> [Exercise goal]: Scan the records below. List lines holding "TUBE".

> [Dataset items]:
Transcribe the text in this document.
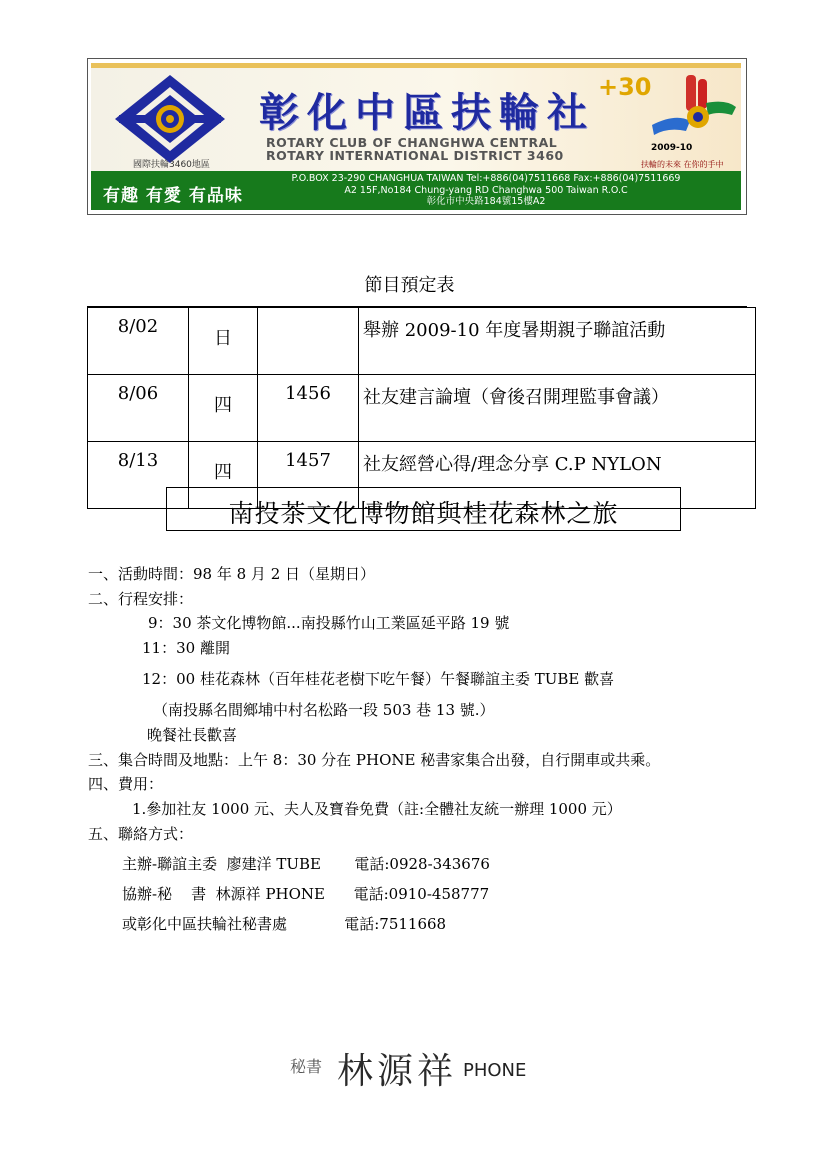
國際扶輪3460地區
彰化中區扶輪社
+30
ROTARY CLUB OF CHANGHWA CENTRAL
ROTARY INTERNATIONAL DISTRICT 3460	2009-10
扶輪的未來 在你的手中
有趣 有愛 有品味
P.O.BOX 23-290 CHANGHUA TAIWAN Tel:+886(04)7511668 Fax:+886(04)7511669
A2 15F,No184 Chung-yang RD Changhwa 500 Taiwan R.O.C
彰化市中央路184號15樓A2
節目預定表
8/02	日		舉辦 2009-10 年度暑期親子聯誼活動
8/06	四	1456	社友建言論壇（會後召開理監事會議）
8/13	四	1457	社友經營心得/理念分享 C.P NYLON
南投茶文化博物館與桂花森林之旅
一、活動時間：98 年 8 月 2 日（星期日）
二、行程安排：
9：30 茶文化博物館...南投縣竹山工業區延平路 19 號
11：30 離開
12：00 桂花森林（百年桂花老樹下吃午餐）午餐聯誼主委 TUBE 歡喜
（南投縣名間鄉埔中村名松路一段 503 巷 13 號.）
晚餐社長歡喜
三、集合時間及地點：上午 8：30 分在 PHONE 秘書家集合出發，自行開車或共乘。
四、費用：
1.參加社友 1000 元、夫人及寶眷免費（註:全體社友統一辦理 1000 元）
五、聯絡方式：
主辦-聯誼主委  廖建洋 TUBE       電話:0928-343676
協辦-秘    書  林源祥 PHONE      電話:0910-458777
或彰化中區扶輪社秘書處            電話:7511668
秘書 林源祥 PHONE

> [Task result]:
12：00 桂花森林（百年桂花老樹下吃午餐）午餐聯誼主委 TUBE 歡喜
主辦-聯誼主委  廖建洋 TUBE       電話:0928-343676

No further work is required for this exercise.